▶ **WRITTEN EXERCISE**:
Write out every entry word for word.

▶ **Rows from a figure dataset**:
________________________

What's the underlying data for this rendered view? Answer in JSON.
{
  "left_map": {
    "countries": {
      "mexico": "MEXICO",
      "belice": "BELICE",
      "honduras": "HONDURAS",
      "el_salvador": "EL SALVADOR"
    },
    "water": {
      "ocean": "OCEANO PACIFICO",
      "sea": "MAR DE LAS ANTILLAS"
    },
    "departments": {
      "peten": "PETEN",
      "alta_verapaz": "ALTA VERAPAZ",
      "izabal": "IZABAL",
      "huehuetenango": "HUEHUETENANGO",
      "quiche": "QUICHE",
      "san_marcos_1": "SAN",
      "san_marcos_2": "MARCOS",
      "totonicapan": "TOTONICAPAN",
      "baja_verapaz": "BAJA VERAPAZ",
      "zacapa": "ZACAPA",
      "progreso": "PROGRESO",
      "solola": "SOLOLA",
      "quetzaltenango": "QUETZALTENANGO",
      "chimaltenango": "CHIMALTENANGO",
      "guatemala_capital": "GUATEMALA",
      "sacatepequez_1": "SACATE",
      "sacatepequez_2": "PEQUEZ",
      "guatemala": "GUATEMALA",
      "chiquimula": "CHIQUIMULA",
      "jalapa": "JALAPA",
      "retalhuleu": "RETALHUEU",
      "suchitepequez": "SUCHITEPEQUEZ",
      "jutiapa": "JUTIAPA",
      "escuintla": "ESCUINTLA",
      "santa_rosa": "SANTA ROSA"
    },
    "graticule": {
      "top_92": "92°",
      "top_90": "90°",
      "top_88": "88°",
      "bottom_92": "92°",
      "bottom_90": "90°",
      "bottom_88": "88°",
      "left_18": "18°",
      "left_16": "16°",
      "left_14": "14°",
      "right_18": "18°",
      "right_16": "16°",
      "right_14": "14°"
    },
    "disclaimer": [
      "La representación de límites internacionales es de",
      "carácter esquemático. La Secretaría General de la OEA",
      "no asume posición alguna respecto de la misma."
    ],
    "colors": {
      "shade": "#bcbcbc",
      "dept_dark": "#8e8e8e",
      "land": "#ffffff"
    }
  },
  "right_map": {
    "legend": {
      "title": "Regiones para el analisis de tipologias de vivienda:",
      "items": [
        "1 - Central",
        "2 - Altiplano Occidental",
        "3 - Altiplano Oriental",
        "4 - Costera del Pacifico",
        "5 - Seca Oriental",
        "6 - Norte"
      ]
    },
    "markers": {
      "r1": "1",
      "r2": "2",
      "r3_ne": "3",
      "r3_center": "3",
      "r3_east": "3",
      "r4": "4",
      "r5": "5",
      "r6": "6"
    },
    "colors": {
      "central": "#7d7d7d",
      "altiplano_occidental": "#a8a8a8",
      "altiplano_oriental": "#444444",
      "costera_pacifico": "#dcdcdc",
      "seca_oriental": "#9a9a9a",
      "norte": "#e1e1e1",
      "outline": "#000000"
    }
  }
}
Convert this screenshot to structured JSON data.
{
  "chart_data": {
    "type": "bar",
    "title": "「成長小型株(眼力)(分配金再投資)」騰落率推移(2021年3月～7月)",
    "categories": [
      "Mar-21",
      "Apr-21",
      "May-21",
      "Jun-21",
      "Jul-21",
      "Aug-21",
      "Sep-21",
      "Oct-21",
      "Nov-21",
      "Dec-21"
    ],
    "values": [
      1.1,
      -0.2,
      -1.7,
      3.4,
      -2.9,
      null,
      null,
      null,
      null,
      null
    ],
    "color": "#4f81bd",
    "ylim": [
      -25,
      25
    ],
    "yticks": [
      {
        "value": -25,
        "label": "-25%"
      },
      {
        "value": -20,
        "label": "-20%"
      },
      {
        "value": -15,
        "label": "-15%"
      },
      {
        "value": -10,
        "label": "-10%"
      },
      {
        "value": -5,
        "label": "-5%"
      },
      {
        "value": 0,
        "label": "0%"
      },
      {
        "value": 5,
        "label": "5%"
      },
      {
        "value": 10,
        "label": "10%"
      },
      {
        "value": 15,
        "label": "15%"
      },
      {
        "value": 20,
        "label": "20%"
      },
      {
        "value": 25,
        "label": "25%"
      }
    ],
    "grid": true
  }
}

________________________

▶ **RESULT OF THIS EXERCISE**:
What's the underlying data for this rendered view? Answer in JSON.
{
  "left_map": {
    "countries": {
      "mexico": "MEXICO",
      "belice": "BELICE",
      "honduras": "HONDURAS",
      "el_salvador": "EL SALVADOR"
    },
    "water": {
      "ocean": "OCEANO PACIFICO",
      "sea": "MAR DE LAS ANTILLAS"
    },
    "departments": {
      "peten": "PETEN",
      "alta_verapaz": "ALTA VERAPAZ",
      "izabal": "IZABAL",
      "huehuetenango": "HUEHUETENANGO",
      "quiche": "QUICHE",
      "san_marcos_1": "SAN",
      "san_marcos_2": "MARCOS",
      "totonicapan": "TOTONICAPAN",
      "baja_verapaz": "BAJA VERAPAZ",
      "zacapa": "ZACAPA",
      "progreso": "PROGRESO",
      "solola": "SOLOLA",
      "quetzaltenango": "QUETZALTENANGO",
      "chimaltenango": "CHIMALTENANGO",
      "guatemala_capital": "GUATEMALA",
      "sacatepequez_1": "SACATE",
      "sacatepequez_2": "PEQUEZ",
      "guatemala": "GUATEMALA",
      "chiquimula": "CHIQUIMULA",
      "jalapa": "JALAPA",
      "retalhuleu": "RETALHUEU",
      "suchitepequez": "SUCHITEPEQUEZ",
      "jutiapa": "JUTIAPA",
      "escuintla": "ESCUINTLA",
      "santa_rosa": "SANTA ROSA"
    },
    "graticule": {
      "top_92": "92°",
      "top_90": "90°",
      "top_88": "88°",
      "bottom_92": "92°",
      "bottom_90": "90°",
      "bottom_88": "88°",
      "left_18": "18°",
      "left_16": "16°",
      "left_14": "14°",
      "right_18": "18°",
      "right_16": "16°",
      "right_14": "14°"
    },
    "disclaimer": [
      "La representación de límites internacionales es de",
      "carácter esquemático. La Secretaría General de la OEA",
      "no asume posición alguna respecto de la misma."
    ],
    "colors": {
      "shade": "#bcbcbc",
      "dept_dark": "#8e8e8e",
      "land": "#ffffff"
    }
  },
  "right_map": {
    "legend": {
      "title": "Regiones para el analisis de tipologias de vivienda:",
      "items": [
        "1 - Central",
        "2 - Altiplano Occidental",
        "3 - Altiplano Oriental",
        "4 - Costera del Pacifico",
        "5 - Seca Oriental",
        "6 - Norte"
      ]
    },
    "markers": {
      "r1": "1",
      "r2": "2",
      "r3_ne": "3",
      "r3_center": "3",
      "r3_east": "3",
      "r4": "4",
      "r5": "5",
      "r6": "6"
    },
    "colors": {
      "central": "#7d7d7d",
      "altiplano_occidental": "#a8a8a8",
      "altiplano_oriental": "#444444",
      "costera_pacifico": "#dcdcdc",
      "seca_oriental": "#9a9a9a",
      "norte": "#e1e1e1",
      "outline": "#000000"
    }
  }
}
Convert this screenshot to structured JSON data.
{
  "chart_data": {
    "type": "bar",
    "title": "「成長小型株(眼力)(分配金再投資)」騰落率推移(2021年3月～7月)",
    "categories": [
      "Mar-21",
      "Apr-21",
      "May-21",
      "Jun-21",
      "Jul-21",
      "Aug-21",
      "Sep-21",
      "Oct-21",
      "Nov-21",
      "Dec-21"
    ],
    "values": [
      1.1,
      -0.2,
      -1.7,
      3.4,
      -2.9,
      null,
      null,
      null,
      null,
      null
    ],
    "color": "#4f81bd",
    "ylim": [
      -25,
      25
    ],
    "yticks": [
      {
        "value": -25,
        "label": "-25%"
      },
      {
        "value": -20,
        "label": "-20%"
      },
      {
        "value": -15,
        "label": "-15%"
      },
      {
        "value": -10,
        "label": "-10%"
      },
      {
        "value": -5,
        "label": "-5%"
      },
      {
        "value": 0,
        "label": "0%"
      },
      {
        "value": 5,
        "label": "5%"
      },
      {
        "value": 10,
        "label": "10%"
      },
      {
        "value": 15,
        "label": "15%"
      },
      {
        "value": 20,
        "label": "20%"
      },
      {
        "value": 25,
        "label": "25%"
      }
    ],
    "grid": true
  }
}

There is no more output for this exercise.